◆ WHAT TO DO ◆
Filter the data for lines with the word "JSON", then copy every line so identified.
+++ TASK DATA
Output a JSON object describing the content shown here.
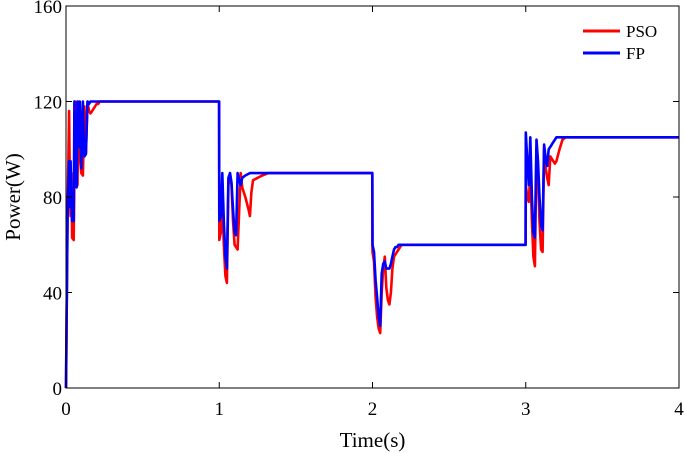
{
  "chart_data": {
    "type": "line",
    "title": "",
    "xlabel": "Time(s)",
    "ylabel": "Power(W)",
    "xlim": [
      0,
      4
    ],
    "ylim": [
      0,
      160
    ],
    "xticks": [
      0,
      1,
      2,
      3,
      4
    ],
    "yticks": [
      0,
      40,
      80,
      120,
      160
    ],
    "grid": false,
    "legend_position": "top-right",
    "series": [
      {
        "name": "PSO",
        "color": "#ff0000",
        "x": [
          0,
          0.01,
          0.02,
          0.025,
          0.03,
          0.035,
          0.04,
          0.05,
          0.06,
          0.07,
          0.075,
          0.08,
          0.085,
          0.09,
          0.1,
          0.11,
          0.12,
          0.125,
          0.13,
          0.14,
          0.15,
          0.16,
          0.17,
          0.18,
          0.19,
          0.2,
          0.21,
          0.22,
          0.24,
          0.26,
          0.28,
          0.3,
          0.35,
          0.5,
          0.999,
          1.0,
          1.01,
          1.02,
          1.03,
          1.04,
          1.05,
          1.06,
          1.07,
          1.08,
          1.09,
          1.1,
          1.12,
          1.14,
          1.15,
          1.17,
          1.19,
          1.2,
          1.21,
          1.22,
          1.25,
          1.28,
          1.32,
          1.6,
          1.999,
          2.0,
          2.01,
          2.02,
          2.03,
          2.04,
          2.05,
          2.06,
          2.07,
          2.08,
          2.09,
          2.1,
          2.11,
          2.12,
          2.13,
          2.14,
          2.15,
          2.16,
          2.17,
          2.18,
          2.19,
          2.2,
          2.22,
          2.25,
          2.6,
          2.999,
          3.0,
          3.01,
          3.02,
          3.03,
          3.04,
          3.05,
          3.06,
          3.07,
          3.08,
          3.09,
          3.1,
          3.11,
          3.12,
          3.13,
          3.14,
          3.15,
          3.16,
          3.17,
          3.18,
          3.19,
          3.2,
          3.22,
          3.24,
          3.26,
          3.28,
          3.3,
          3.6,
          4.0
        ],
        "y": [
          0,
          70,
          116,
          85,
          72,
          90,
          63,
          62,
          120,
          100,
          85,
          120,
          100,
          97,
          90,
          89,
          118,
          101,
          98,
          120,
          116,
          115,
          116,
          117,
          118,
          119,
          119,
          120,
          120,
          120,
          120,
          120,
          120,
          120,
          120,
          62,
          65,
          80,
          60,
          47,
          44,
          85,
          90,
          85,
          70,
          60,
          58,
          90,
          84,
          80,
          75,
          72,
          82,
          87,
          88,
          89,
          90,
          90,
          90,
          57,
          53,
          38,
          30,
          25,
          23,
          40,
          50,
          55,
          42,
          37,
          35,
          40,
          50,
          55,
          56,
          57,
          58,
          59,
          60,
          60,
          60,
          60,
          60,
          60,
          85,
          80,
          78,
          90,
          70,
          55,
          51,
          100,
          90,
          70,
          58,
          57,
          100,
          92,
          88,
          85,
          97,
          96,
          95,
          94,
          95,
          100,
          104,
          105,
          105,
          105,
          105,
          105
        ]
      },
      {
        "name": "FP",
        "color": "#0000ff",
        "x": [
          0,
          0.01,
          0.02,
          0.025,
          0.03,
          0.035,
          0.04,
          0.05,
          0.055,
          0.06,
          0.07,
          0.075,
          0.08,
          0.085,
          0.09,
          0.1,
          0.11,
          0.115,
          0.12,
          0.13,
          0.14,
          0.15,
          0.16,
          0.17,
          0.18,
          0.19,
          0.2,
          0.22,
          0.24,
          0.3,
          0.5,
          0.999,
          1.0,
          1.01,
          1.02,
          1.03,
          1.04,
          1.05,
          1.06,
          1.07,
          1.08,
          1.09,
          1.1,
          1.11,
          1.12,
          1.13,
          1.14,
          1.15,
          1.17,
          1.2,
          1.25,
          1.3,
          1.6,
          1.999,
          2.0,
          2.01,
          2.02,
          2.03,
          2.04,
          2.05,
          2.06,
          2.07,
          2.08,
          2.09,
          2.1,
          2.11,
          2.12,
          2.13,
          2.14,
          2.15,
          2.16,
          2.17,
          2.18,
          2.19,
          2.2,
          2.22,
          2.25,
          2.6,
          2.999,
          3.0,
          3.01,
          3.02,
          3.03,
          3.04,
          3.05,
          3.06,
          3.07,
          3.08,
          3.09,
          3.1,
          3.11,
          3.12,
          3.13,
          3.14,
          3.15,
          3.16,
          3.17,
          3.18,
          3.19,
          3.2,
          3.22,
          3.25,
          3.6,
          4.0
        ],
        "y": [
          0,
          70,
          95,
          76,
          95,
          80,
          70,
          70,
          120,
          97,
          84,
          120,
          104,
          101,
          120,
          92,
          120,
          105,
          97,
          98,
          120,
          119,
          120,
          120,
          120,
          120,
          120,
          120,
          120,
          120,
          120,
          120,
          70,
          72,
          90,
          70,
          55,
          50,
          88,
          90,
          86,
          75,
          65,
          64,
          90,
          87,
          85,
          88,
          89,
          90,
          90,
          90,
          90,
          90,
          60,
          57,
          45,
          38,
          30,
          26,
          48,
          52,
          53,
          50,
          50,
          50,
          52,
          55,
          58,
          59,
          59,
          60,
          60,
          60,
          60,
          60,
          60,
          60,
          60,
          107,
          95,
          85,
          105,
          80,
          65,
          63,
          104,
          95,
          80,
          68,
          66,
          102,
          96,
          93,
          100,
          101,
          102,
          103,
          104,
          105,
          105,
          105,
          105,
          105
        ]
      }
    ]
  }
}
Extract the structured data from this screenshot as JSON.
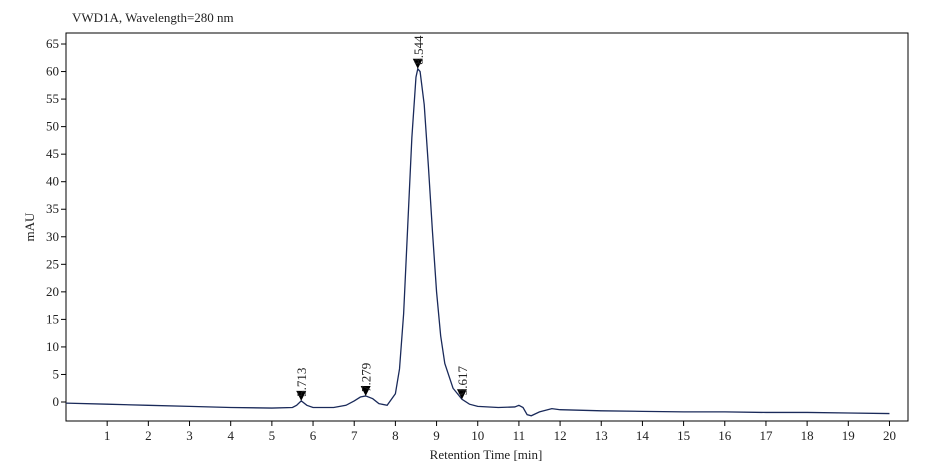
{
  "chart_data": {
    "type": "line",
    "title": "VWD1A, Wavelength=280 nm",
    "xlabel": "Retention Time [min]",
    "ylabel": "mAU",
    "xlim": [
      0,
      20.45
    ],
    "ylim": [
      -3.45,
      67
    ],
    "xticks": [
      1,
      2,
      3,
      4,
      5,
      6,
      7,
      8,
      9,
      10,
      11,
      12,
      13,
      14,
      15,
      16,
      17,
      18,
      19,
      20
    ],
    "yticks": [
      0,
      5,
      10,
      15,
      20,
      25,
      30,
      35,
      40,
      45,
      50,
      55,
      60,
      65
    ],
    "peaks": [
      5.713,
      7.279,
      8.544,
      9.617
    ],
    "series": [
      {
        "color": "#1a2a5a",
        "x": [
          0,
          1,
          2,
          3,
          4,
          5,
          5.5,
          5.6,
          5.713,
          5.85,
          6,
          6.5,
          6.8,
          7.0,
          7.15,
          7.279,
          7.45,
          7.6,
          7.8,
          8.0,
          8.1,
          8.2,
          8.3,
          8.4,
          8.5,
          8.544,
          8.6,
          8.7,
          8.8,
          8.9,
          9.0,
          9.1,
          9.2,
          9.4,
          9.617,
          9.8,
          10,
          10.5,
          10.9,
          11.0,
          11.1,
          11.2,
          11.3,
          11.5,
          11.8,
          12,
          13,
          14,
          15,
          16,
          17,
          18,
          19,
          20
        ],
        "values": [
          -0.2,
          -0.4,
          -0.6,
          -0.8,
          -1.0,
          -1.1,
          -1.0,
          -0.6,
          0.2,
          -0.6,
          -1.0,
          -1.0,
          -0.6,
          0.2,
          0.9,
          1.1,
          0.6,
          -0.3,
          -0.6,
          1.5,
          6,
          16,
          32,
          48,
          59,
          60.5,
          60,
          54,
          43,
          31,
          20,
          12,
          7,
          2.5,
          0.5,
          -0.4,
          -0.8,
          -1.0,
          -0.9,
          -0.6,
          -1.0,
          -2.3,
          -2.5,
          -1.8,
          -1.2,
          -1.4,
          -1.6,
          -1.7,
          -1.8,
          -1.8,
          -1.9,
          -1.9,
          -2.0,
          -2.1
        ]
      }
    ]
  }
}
++++++
◆ ANSWER TO THIS PROBLEM ◆
Output a JSON object describing the content shown here.
Extract the structured data from this screenshot as JSON.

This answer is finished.